== Passage given
Business Understanding
We are developing machine learning based natural language processing tools to identify propaganda related information in news articles in the scope of Hack the News Datathon. The task is divided into three tasks that are news article classification, sentence classification, and token level information extraction.
The project is open source and any collaborative effort is more than welcome. The code we have developed can be found on Github repository. Please contact us if you would like to try the models yourself.
Data Understanding
Our exploration of the data yielded that the data is imbalanced both in terms of label distribution, document length, sentence length, and annotated text span length. For instance, the training data for task 1 consists of 4,021 propaganda and 31,972 non-propaganda news articles. The training data for task 2 contains a similar imbalance. Remarkably, the task 2 data contains 907 empty instances.
Data Preparation
Since we do not control the labeling and annotation processes, we did not mostly do any preparation other than converting the data to a format that is required by our scripts that are used to train the machine learning models.
====
Problems and tasks:
1 > Please list every aspect in which the propaganda-detection write-up says the data is imbalanced.
2 > Write the next part of the propaganda-detection write-up, following on from its final sentence about data preparation.
== Entries supplied
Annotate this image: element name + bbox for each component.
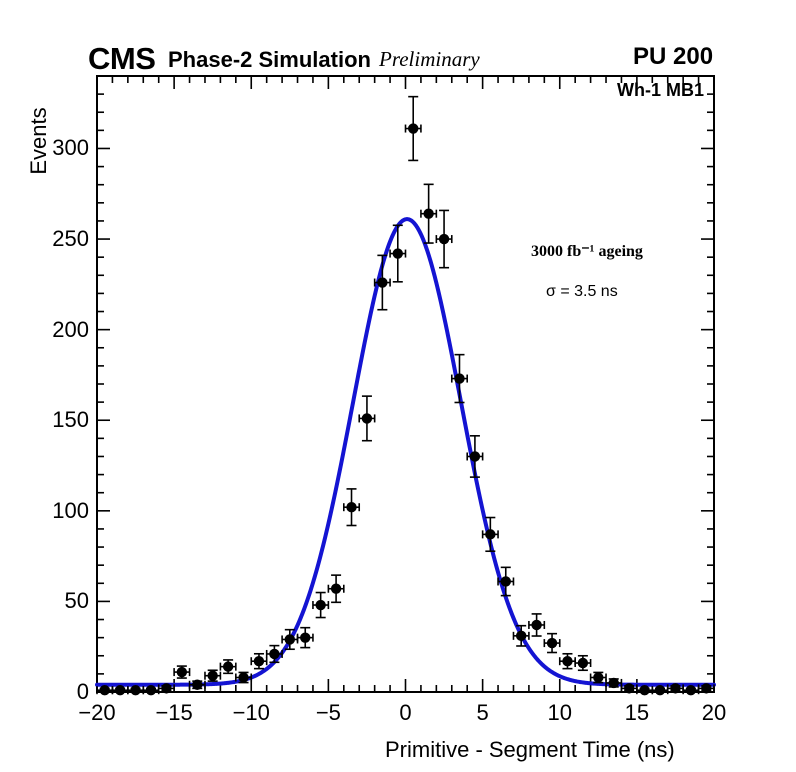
cms-logo: CMS	[88, 41, 156, 76]
data-point	[127, 684, 145, 696]
data-point	[481, 516, 499, 553]
data-point	[466, 435, 484, 478]
y-tick-label: 300	[52, 135, 89, 161]
data-point	[281, 628, 299, 651]
x-tick-label: −10	[232, 700, 270, 725]
data-point	[558, 652, 576, 670]
plot-frame	[96, 75, 715, 693]
data-point	[497, 566, 515, 597]
data-point	[574, 654, 592, 672]
data-point	[620, 683, 638, 694]
data-point	[666, 683, 684, 694]
cms-subtitle: Phase-2 Simulation	[168, 47, 371, 72]
data-point	[528, 613, 546, 637]
data-point	[543, 632, 561, 654]
data-point	[157, 683, 175, 694]
data-point	[188, 679, 206, 690]
data-point	[312, 591, 330, 619]
data-point	[235, 671, 253, 684]
luminosity-annotation: 3000 fb⁻¹ ageing	[531, 243, 643, 260]
pileup-label: PU 200	[633, 43, 714, 70]
data-point	[265, 644, 283, 664]
data-point	[605, 677, 623, 689]
x-tick-label: −20	[78, 700, 116, 725]
data-point	[450, 353, 469, 404]
y-tick-label: 200	[52, 316, 89, 342]
x-tick-label: 0	[399, 700, 412, 725]
gaussian-fit-curve	[95, 217, 716, 687]
data-point	[250, 652, 268, 670]
resolution-annotation: σ = 3.5 ns	[546, 283, 618, 300]
data-point	[142, 684, 160, 696]
x-tick-label: 10	[547, 700, 572, 725]
data-point	[435, 209, 453, 269]
data-point	[342, 488, 361, 527]
data-point	[697, 683, 715, 694]
data-point	[589, 671, 607, 684]
data-point	[512, 624, 530, 647]
data-points-group	[96, 95, 715, 696]
cms-preliminary-label: Preliminary	[379, 47, 480, 71]
x-axis-label: Primitive - Segment Time (ns)	[385, 737, 675, 762]
x-tick-label: 20	[701, 700, 727, 725]
data-point	[358, 395, 376, 442]
x-tick-label: 15	[624, 700, 650, 725]
y-tick-label: 50	[64, 588, 89, 614]
data-point	[420, 183, 438, 244]
y-tick-label: 250	[52, 226, 89, 252]
panel-label: Wh-1 MB1	[617, 80, 704, 100]
data-point	[373, 254, 391, 311]
axis-ticks	[96, 75, 715, 693]
x-tick-label: 5	[476, 700, 489, 725]
y-tick-label: 150	[52, 407, 89, 433]
data-point	[219, 659, 237, 675]
y-tick-label: 0	[76, 679, 89, 704]
x-tick-label: −15	[155, 700, 193, 725]
y-tick-label: 100	[52, 497, 89, 523]
data-point	[636, 684, 654, 696]
data-point	[296, 626, 314, 649]
data-point	[389, 224, 407, 283]
data-point	[204, 669, 222, 682]
data-point	[327, 574, 345, 604]
data-point	[173, 665, 191, 679]
data-point	[404, 95, 422, 162]
x-tick-label: −5	[315, 700, 341, 725]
====
Answers to the problems:
1 >
- label distribution
- document length
- sentence length
- annotated text span length

2 >
We used the data for task 1 as it is provided to us. For task 2, the empty instances were excluded from any step of the analysis and training. The empty sentences in the development and test sets for task 2 were assigned as being non-propaganda directly. Finally, we have eliminated the stop words for task 3.
Please find the details of the data preparation and processing steps in the code repository that is provided at the bottom of this article.
Modeling
TASK 1 & TASK 2
We used the recently published Google’s Bidirectional Encoder Representations from Transformers (BERT) [1] pretrained model. For each task after processing the given training data, we fine tune the “bert-base-uncased” pretrained model with appropriate data and get the best scoring model at previously separated held-out data, which is %10 of the training data. We preserved the label ratio of the training set in the held-out sample. Using the fine-tuned model, dev and test sets are predicted and outputted according to the given examples.
Bert-base consists of 12 heads, 12 layers and 110M parameters. We use 256 maximum sequence length for both tasks. This configuration was chosen in light of our experience in classifying news articles for a different task. For instance, the sequence length of 512 had not yielded better performance than the 256 sequence length. The task-specific optimization was performed for task 1 and task 2 separately. Consequently, we have created two models one for task 1 and one for task 2.
The challenge of this optimization was in the time it takes to create a model and perform predictions. Therefore, we could only benefit from our previous experience for choosing the configuration that may perform well. Another iteration of optimization that take the characteristics of this particular dataset and task could possibly improve the overall performance.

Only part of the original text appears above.